--- START Available records ---

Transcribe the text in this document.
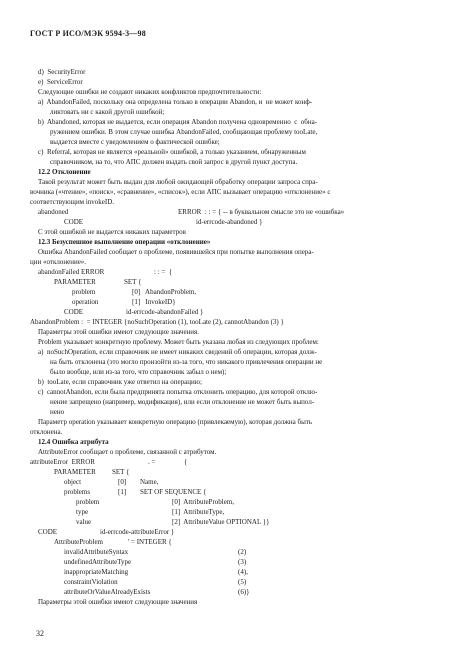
ГОСТ Р ИСО/МЭК 9594-3—98
d)  SecurityError
e)  ServiceError
Следующие ошибки не создают никаких конфликтов предпочтительности:
a)  AbandonFailed, поскольку она определена только в операции Abandon, и  не может конф-
ликтовать ни с какой другой ошибкой;
b)  Abandoned, которая не выдается, если операция Abandon получена одновременно  с  обна-
ружением ошибки. В этом случае ошибка AbandonFailed, сообщающая проблему tooLate,
выдается вместе с уведомлением о фактической ошибке;
c)  Referral, которая не является «реальной» ошибкой, а только указанием, обнаруженным
справочником, на то, что АПС должен выдать свой запрос в другой пункт доступа.
12.2 Отклонение
Такой результат может быть выдан для любой ожидающей обработку операции запроса спра-
вочника («чтение», «поиск», «сравнение», «список»), если АПС вызывает операцию «отклонение» с
соответствующим invokeID.
abandoned	ERROR  : : = { -- в буквальном смысле это не «ошибка»
CODE	id-errcode-abandoned }
С этой ошибкой не выдается никаких параметров
12.3 Безуспешное выполнение операции «отклонение»
Ошибка AbandonFailed сообщает о проблеме, появившейся при попытке выполнения опера-
ции «отклонение».
abandonFailed ERROR	: : =  {
PARAMETER	SET {
problem	[0]   AbandonProblem,
operation	[1]   InvokeID}
CODE	id-errcode-abandonFailed }
AbandonProblem :  = INTEGER {noSuchOperation (1), tooLate (2), cannotAbandon (3) }
Параметры этой ошибки имеют следующие значения.
Problem указывает конкретную проблему. Может быть указана любая из следующих проблем:
a)  noSuchOperation, если справочник не имеет никаких сведений об операции, которая долж-
на быть отклонена (это могло произойти из-за того, что никакого привлечения операции не
было вообще, или из-за того, что справочник забыл о нем);
b)  tooLate, если справочник уже ответил на операцию;
c)  cannotAbandon, если была предпринята попытка отклонить операцию, для которой отклю-
нение запрещено (например, модификация), или если отклонение не может быть выпол-
нено
Параметр operation указывает конкретную операцию (привлекаемую), которая должна быть
отклонена.
12.4 Ошибка атрибута
AttributeError сообщает о проблеме, связанной с атрибутом.
attributeError  ERROR	. =	{
PARAMETER SET {
object	[0] Name,
problems	[1] SET OF SEQUENCE {
problem	[0]  AttributeProblem,
type	[1]  AttributeType,
value	[2]  AttributeValue OPTIONAL }}
CODE	id-errcode-attributeError }
AttributeProblem	' = INTEGER {
invalidAttributeSyntax	(2)
undefinedAttributeType	(3)
inappropriateMatching	(4),
constraintViolation	(5)
attributeOrValueAlreadyExists	(6)}
Параметры этой ошибки имеют следующие значения
32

--- END Available records ---

Find every line in the records that has the string "AbandonProblem", then state how many there are and nothing else.

Response below
2